Written task:
Write out the records again, exactly, leaving none out.

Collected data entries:
------

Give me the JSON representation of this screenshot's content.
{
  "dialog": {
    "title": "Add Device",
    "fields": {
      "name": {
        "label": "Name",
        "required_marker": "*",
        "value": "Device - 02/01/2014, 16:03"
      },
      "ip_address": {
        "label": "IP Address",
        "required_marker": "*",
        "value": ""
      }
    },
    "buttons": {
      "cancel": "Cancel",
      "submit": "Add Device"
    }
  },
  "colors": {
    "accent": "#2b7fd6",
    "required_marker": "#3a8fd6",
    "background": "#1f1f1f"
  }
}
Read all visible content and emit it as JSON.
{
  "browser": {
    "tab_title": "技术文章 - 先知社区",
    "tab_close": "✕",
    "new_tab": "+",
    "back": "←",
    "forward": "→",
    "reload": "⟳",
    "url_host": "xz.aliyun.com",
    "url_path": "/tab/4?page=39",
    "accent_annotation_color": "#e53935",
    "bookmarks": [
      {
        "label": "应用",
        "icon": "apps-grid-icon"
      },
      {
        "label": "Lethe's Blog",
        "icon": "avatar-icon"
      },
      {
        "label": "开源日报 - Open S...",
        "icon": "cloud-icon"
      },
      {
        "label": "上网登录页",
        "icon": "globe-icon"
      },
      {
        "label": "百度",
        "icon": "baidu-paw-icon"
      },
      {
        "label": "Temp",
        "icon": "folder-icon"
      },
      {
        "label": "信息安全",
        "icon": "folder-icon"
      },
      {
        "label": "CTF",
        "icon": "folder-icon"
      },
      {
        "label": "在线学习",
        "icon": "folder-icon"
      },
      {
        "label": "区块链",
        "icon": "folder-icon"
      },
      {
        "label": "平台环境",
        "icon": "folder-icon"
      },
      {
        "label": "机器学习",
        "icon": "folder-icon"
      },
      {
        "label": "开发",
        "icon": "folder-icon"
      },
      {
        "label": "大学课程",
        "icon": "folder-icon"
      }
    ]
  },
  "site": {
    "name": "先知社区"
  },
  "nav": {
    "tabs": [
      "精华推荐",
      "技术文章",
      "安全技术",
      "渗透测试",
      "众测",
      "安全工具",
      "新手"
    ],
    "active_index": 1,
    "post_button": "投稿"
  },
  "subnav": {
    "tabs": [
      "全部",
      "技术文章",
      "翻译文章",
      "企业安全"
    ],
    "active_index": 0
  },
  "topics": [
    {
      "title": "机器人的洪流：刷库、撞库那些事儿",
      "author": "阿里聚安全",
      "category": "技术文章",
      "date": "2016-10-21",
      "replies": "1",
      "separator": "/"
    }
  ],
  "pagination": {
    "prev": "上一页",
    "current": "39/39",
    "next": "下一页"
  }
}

------

Completed task:
Give me the JSON representation of this screenshot's content.
{
  "dialog": {
    "title": "Add Device",
    "fields": {
      "name": {
        "label": "Name",
        "required_marker": "*",
        "value": "Device - 02/01/2014, 16:03"
      },
      "ip_address": {
        "label": "IP Address",
        "required_marker": "*",
        "value": ""
      }
    },
    "buttons": {
      "cancel": "Cancel",
      "submit": "Add Device"
    }
  },
  "colors": {
    "accent": "#2b7fd6",
    "required_marker": "#3a8fd6",
    "background": "#1f1f1f"
  }
}
Read all visible content and emit it as JSON.
{
  "browser": {
    "tab_title": "技术文章 - 先知社区",
    "tab_close": "✕",
    "new_tab": "+",
    "back": "←",
    "forward": "→",
    "reload": "⟳",
    "url_host": "xz.aliyun.com",
    "url_path": "/tab/4?page=39",
    "accent_annotation_color": "#e53935",
    "bookmarks": [
      {
        "label": "应用",
        "icon": "apps-grid-icon"
      },
      {
        "label": "Lethe's Blog",
        "icon": "avatar-icon"
      },
      {
        "label": "开源日报 - Open S...",
        "icon": "cloud-icon"
      },
      {
        "label": "上网登录页",
        "icon": "globe-icon"
      },
      {
        "label": "百度",
        "icon": "baidu-paw-icon"
      },
      {
        "label": "Temp",
        "icon": "folder-icon"
      },
      {
        "label": "信息安全",
        "icon": "folder-icon"
      },
      {
        "label": "CTF",
        "icon": "folder-icon"
      },
      {
        "label": "在线学习",
        "icon": "folder-icon"
      },
      {
        "label": "区块链",
        "icon": "folder-icon"
      },
      {
        "label": "平台环境",
        "icon": "folder-icon"
      },
      {
        "label": "机器学习",
        "icon": "folder-icon"
      },
      {
        "label": "开发",
        "icon": "folder-icon"
      },
      {
        "label": "大学课程",
        "icon": "folder-icon"
      }
    ]
  },
  "site": {
    "name": "先知社区"
  },
  "nav": {
    "tabs": [
      "精华推荐",
      "技术文章",
      "安全技术",
      "渗透测试",
      "众测",
      "安全工具",
      "新手"
    ],
    "active_index": 1,
    "post_button": "投稿"
  },
  "subnav": {
    "tabs": [
      "全部",
      "技术文章",
      "翻译文章",
      "企业安全"
    ],
    "active_index": 0
  },
  "topics": [
    {
      "title": "机器人的洪流：刷库、撞库那些事儿",
      "author": "阿里聚安全",
      "category": "技术文章",
      "date": "2016-10-21",
      "replies": "1",
      "separator": "/"
    }
  ],
  "pagination": {
    "prev": "上一页",
    "current": "39/39",
    "next": "下一页"
  }
}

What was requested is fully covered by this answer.